• TASK STATEMENT:
Give the number of lines that include the string "Параметры", nothing more.

##############################

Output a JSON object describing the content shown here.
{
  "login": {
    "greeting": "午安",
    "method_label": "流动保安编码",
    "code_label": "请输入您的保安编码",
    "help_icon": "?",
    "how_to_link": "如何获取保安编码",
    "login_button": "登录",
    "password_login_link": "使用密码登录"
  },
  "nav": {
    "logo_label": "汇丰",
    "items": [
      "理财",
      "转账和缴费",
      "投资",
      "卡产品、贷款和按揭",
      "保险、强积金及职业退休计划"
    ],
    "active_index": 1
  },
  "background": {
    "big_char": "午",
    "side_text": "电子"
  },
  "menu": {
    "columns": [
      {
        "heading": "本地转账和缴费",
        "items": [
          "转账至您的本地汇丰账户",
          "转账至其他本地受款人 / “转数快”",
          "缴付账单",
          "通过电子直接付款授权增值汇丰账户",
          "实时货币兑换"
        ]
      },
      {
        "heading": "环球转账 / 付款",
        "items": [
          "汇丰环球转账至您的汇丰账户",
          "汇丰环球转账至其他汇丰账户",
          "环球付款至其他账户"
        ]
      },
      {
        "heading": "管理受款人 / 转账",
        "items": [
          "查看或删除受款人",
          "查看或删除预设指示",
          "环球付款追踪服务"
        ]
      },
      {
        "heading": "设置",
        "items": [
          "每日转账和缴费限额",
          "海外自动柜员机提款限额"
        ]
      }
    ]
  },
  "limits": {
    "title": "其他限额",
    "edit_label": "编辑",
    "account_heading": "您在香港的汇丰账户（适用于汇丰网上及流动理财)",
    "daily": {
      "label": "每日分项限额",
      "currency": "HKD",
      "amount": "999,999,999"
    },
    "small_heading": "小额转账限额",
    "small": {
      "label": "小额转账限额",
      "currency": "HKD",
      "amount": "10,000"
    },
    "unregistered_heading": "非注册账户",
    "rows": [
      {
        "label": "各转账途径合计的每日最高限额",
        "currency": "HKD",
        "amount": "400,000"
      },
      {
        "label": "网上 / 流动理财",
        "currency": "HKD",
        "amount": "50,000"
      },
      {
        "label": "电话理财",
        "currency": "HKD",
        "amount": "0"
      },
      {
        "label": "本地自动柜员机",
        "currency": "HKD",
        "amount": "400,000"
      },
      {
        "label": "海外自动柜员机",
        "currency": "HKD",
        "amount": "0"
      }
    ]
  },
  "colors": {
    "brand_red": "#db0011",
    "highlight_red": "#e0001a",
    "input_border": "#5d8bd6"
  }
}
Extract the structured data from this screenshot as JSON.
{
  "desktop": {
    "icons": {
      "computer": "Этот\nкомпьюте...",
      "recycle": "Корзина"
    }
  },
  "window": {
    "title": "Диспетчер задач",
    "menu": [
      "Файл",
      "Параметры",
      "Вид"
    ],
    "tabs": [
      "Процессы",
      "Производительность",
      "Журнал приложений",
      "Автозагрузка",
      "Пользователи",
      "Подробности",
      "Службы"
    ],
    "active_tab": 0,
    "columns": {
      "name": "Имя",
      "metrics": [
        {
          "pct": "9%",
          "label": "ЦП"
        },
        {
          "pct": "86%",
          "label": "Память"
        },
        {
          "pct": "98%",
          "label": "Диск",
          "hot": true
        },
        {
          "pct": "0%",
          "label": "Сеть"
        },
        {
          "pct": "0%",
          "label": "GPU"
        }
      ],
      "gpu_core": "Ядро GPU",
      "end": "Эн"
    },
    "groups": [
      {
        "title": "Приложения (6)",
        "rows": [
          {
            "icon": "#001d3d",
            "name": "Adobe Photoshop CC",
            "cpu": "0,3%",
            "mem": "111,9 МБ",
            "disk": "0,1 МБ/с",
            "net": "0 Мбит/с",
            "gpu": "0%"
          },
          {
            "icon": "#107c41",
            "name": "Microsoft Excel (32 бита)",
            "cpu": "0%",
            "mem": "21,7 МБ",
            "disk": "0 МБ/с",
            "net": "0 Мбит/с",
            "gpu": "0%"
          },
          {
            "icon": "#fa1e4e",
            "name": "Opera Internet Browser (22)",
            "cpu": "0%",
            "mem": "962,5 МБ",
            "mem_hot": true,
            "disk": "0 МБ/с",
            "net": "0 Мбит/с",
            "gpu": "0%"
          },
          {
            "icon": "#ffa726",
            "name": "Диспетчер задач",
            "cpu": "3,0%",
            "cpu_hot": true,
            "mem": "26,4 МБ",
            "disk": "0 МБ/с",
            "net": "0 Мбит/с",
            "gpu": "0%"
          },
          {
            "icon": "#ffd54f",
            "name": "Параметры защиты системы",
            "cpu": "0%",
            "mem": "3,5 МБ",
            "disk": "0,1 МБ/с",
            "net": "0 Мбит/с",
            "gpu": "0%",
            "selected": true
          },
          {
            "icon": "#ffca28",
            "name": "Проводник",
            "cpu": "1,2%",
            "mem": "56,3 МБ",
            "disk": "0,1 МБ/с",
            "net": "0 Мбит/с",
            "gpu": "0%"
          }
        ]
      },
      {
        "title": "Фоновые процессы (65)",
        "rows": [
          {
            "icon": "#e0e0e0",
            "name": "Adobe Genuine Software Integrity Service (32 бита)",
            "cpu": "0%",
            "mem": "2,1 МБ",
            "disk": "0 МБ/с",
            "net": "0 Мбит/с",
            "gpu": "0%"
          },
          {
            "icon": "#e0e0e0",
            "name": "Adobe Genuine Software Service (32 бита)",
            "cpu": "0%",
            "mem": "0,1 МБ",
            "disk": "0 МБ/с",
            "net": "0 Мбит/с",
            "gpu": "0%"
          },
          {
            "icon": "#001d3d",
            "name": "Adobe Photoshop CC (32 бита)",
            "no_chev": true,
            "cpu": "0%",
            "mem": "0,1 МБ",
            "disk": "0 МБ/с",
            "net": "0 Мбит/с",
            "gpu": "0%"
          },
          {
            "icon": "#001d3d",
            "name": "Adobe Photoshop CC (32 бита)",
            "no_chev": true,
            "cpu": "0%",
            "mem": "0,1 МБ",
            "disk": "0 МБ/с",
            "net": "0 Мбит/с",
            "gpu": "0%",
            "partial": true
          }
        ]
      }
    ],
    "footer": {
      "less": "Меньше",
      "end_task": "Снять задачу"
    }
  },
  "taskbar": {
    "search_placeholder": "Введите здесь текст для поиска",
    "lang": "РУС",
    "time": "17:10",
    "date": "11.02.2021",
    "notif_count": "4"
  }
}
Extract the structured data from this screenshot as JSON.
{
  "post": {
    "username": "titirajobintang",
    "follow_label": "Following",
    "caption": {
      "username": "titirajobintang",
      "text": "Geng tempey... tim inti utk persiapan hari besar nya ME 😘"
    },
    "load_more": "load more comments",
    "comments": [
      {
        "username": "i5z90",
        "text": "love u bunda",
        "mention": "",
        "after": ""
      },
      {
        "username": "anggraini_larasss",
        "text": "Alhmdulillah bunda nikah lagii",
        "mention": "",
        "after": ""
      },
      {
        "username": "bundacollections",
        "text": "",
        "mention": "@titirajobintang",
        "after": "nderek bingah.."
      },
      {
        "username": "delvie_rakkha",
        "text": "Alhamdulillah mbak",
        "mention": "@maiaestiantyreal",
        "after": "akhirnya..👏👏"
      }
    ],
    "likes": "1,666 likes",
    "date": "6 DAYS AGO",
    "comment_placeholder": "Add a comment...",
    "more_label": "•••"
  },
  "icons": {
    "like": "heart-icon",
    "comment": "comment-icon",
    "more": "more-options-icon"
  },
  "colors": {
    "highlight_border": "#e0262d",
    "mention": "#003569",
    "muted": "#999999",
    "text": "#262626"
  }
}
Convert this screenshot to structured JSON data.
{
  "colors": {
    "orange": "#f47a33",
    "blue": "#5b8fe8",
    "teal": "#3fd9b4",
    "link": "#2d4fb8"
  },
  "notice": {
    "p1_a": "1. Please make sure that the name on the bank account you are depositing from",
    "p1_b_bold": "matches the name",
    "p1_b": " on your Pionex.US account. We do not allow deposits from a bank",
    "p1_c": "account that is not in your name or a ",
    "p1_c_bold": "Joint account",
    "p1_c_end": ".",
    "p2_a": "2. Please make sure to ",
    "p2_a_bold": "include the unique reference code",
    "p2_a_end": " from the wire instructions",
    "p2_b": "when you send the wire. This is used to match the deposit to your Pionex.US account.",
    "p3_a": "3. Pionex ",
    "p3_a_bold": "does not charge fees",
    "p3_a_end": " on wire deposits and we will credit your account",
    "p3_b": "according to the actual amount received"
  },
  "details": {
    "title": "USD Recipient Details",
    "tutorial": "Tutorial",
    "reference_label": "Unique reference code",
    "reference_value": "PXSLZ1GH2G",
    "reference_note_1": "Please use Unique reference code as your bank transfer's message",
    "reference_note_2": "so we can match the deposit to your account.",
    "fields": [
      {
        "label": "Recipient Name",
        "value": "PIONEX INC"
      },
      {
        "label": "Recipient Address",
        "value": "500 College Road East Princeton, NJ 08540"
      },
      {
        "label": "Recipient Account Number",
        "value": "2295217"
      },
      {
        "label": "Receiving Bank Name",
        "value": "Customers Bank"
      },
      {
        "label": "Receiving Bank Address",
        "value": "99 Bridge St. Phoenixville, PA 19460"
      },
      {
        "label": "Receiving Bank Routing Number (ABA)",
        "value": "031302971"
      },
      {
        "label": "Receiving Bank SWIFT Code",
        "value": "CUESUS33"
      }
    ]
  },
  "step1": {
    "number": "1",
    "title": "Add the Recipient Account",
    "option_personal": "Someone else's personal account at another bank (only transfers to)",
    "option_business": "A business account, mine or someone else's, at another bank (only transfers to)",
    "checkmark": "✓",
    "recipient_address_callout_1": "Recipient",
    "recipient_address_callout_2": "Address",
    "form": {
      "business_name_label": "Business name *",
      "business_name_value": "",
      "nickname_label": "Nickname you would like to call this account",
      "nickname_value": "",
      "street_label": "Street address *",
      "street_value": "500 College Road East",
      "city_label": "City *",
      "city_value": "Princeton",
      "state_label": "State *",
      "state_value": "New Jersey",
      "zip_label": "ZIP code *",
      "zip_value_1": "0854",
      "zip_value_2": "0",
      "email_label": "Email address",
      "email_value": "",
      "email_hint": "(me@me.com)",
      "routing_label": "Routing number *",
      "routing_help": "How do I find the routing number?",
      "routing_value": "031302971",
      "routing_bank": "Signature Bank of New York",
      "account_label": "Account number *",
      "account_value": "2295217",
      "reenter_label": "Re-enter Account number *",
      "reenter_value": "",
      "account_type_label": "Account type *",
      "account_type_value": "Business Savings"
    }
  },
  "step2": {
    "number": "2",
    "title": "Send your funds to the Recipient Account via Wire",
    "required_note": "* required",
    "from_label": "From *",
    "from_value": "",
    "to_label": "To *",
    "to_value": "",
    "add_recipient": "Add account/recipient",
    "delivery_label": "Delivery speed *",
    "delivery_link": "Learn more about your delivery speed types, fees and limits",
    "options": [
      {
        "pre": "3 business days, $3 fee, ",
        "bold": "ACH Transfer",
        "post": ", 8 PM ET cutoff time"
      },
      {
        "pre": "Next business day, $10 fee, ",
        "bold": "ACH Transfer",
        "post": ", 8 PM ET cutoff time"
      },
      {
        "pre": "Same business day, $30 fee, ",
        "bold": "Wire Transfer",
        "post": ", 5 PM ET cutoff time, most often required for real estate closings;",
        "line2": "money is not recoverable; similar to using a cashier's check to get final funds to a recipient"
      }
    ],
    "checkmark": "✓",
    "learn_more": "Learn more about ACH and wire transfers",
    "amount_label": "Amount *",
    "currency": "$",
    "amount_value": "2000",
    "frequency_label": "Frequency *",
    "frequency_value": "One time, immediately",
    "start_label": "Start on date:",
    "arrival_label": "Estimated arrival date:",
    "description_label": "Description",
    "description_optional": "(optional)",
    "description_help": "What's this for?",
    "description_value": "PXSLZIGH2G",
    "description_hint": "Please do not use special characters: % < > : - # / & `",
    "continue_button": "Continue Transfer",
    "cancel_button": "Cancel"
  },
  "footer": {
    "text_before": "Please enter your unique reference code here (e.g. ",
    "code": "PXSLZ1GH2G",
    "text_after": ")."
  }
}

##############################

• CORRECT RESULT:
2